◆ MATERIAL SHOWN
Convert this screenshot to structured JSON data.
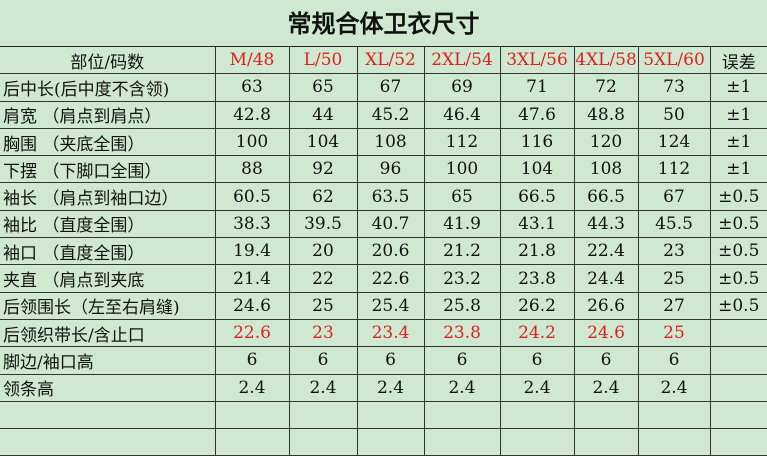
{
  "title": "常规合体卫衣尺寸",
  "colors": {
    "background": "#cfe9d0",
    "size_header": "#e02020",
    "highlight_row": "#e02020"
  },
  "header": {
    "label": "部位/码数",
    "sizes": [
      "M/48",
      "L/50",
      "XL/52",
      "2XL/54",
      "3XL/56",
      "4XL/58",
      "5XL/60"
    ],
    "tolerance": "误差"
  },
  "rows": [
    {
      "label": "后中长(后中度不含领)",
      "values": [
        "63",
        "65",
        "67",
        "69",
        "71",
        "72",
        "73"
      ],
      "tolerance": "±1",
      "red": false
    },
    {
      "label": "肩宽  （肩点到肩点）",
      "values": [
        "42.8",
        "44",
        "45.2",
        "46.4",
        "47.6",
        "48.8",
        "50"
      ],
      "tolerance": "±1",
      "red": false
    },
    {
      "label": "胸围   （夹底全围）",
      "values": [
        "100",
        "104",
        "108",
        "112",
        "116",
        "120",
        "124"
      ],
      "tolerance": "±1",
      "red": false
    },
    {
      "label": "下摆   （下脚口全围）",
      "values": [
        "88",
        "92",
        "96",
        "100",
        "104",
        "108",
        "112"
      ],
      "tolerance": "±1",
      "red": false
    },
    {
      "label": "袖长   （肩点到袖口边）",
      "values": [
        "60.5",
        "62",
        "63.5",
        "65",
        "66.5",
        "66.5",
        "67"
      ],
      "tolerance": "±0.5",
      "red": false
    },
    {
      "label": "袖比   （直度全围）",
      "values": [
        "38.3",
        "39.5",
        "40.7",
        "41.9",
        "43.1",
        "44.3",
        "45.5"
      ],
      "tolerance": "±0.5",
      "red": false
    },
    {
      "label": "袖口   （直度全围）",
      "values": [
        "19.4",
        "20",
        "20.6",
        "21.2",
        "21.8",
        "22.4",
        "23"
      ],
      "tolerance": "±0.5",
      "red": false
    },
    {
      "label": "夹直  （肩点到夹底",
      "values": [
        "21.4",
        "22",
        "22.6",
        "23.2",
        "23.8",
        "24.4",
        "25"
      ],
      "tolerance": "±0.5",
      "red": false
    },
    {
      "label": "后领围长（左至右肩缝)",
      "values": [
        "24.6",
        "25",
        "25.4",
        "25.8",
        "26.2",
        "26.6",
        "27"
      ],
      "tolerance": "±0.5",
      "red": false
    },
    {
      "label": "后领织带长/含止口",
      "values": [
        "22.6",
        "23",
        "23.4",
        "23.8",
        "24.2",
        "24.6",
        "25"
      ],
      "tolerance": "",
      "red": true
    },
    {
      "label": "脚边/袖口高",
      "values": [
        "6",
        "6",
        "6",
        "6",
        "6",
        "6",
        "6"
      ],
      "tolerance": "",
      "red": false
    },
    {
      "label": "领条高",
      "values": [
        "2.4",
        "2.4",
        "2.4",
        "2.4",
        "2.4",
        "2.4",
        "2.4"
      ],
      "tolerance": "",
      "red": false
    },
    {
      "label": "",
      "values": [
        "",
        "",
        "",
        "",
        "",
        "",
        ""
      ],
      "tolerance": "",
      "red": false
    },
    {
      "label": "",
      "values": [
        "",
        "",
        "",
        "",
        "",
        "",
        ""
      ],
      "tolerance": "",
      "red": false
    }
  ]
}
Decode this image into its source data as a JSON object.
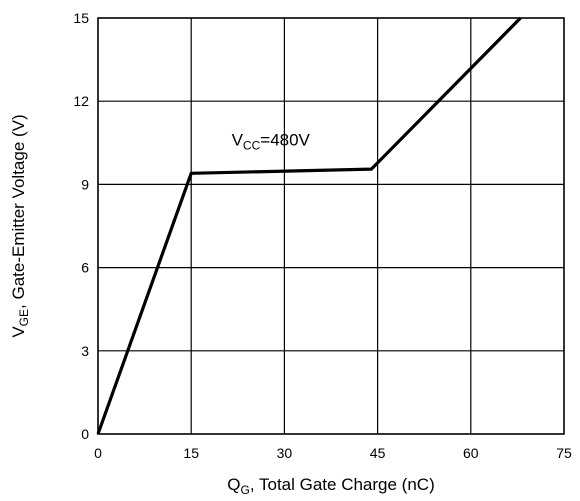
{
  "chart_data": {
    "type": "line",
    "xlabel": {
      "main": "Q",
      "sub": "G",
      "rest": ", Total Gate Charge (nC)"
    },
    "ylabel": {
      "main": "V",
      "sub": "GE",
      "rest": ", Gate-Emitter Voltage (V)"
    },
    "xlim": [
      0,
      75
    ],
    "ylim": [
      0,
      15
    ],
    "xticks": [
      0,
      15,
      30,
      45,
      60,
      75
    ],
    "yticks": [
      0,
      3,
      6,
      9,
      12,
      15
    ],
    "grid": true,
    "series": [
      {
        "x": [
          0,
          15,
          44,
          68
        ],
        "y": [
          0,
          9.4,
          9.55,
          15
        ]
      }
    ],
    "annotations": [
      {
        "main": "V",
        "sub": "CC",
        "rest": "=480V",
        "x": 21.5,
        "y": 10.4
      }
    ]
  }
}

◆ WHAT YOU WILL DO
Pull out every line of the records above that contains the word "rest".

◆ WRITTEN ANSWER
      "rest": ", Total Gate Charge (nC)"
      "rest": ", Gate-Emitter Voltage (V)"
        "rest": "=480V",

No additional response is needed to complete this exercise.